** WHAT IS EXPECTED **
List every line of the material below that contains the string "indicator", copying each one in full. Treat uppercase and lowercase as different.

** EXCERPTED DATA **
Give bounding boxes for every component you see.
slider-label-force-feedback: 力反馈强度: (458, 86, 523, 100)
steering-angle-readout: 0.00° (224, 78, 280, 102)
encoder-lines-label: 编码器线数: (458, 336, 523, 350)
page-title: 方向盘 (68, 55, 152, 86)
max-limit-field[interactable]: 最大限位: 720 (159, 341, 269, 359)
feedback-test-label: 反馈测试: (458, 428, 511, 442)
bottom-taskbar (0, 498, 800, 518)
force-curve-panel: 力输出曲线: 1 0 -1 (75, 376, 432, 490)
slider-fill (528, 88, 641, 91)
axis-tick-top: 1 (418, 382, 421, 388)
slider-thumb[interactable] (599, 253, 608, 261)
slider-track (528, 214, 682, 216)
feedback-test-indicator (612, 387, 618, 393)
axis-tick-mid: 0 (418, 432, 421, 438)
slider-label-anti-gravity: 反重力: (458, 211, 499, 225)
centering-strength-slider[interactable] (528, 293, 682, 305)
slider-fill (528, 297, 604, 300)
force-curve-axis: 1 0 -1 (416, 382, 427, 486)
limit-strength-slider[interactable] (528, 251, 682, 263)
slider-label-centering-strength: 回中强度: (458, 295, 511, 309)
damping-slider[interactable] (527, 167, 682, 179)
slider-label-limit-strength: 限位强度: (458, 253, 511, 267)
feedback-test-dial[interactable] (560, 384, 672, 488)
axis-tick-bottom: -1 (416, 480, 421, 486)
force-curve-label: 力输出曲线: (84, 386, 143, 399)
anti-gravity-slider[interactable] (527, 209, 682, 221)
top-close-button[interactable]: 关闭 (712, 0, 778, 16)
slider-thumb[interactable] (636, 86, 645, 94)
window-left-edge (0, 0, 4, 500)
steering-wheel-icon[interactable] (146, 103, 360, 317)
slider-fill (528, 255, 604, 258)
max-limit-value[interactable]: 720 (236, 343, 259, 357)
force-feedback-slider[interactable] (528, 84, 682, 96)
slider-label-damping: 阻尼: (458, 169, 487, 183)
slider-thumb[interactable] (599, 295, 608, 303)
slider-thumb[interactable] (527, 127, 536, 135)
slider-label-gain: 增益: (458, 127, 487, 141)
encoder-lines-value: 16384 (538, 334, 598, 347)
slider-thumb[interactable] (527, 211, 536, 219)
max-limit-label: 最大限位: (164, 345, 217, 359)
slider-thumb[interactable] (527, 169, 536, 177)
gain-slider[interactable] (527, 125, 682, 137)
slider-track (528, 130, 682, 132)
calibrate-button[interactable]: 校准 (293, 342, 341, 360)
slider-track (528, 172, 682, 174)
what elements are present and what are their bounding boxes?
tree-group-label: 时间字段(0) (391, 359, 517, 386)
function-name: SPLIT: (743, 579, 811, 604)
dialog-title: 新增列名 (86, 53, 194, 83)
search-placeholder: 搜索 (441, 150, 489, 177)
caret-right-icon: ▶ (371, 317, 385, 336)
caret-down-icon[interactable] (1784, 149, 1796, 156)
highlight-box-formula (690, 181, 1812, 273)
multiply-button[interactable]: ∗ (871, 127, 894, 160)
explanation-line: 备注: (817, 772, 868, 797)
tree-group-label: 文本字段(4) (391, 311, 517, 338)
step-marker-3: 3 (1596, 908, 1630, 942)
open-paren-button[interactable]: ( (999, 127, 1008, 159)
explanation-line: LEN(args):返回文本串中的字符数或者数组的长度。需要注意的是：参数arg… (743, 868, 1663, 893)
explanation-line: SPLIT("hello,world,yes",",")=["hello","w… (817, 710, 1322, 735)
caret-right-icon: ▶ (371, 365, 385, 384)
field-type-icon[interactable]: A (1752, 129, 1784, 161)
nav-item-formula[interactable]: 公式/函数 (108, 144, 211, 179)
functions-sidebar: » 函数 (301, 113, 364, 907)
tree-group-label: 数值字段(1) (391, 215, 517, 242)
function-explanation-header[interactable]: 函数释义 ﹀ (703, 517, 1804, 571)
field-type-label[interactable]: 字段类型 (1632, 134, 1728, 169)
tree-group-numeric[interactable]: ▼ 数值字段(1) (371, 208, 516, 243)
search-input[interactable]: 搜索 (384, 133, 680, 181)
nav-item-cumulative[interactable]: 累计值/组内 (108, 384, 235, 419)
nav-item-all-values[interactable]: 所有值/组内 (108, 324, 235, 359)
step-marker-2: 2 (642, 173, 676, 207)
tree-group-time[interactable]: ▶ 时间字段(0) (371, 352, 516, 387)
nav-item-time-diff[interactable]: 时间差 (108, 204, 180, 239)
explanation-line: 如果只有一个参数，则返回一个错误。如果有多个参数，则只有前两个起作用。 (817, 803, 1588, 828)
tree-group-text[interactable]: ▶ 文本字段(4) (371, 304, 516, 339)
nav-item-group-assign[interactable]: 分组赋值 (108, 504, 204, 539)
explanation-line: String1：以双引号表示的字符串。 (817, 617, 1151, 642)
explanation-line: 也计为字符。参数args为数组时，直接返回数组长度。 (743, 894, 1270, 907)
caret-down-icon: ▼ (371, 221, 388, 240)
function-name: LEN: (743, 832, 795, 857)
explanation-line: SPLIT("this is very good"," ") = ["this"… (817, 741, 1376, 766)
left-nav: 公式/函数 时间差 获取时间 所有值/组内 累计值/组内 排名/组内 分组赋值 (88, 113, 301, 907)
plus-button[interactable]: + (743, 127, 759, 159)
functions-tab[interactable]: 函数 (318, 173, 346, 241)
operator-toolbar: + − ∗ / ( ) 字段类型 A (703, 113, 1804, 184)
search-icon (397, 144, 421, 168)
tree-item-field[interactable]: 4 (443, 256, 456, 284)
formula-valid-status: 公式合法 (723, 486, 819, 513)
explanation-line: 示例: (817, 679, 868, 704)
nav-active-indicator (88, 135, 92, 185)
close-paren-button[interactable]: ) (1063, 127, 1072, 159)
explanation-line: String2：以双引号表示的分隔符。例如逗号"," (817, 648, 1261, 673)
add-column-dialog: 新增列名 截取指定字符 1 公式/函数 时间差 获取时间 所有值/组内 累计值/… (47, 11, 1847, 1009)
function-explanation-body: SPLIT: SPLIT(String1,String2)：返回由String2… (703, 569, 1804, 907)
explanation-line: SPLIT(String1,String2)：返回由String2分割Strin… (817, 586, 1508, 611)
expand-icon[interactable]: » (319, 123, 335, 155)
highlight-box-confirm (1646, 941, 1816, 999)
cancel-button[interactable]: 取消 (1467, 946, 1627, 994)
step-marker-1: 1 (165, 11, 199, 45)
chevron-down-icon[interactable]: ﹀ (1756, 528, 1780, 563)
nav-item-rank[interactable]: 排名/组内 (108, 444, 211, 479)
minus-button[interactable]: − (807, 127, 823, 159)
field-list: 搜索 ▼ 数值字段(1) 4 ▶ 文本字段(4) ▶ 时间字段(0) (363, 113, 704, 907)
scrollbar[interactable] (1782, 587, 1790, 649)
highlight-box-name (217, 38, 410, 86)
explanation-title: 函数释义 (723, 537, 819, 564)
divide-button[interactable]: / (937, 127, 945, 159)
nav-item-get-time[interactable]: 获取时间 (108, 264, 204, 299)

** EXERCISE SOLUTION **
feedback-test-indicator (612, 387, 618, 393)
nav-active-indicator (88, 135, 92, 185)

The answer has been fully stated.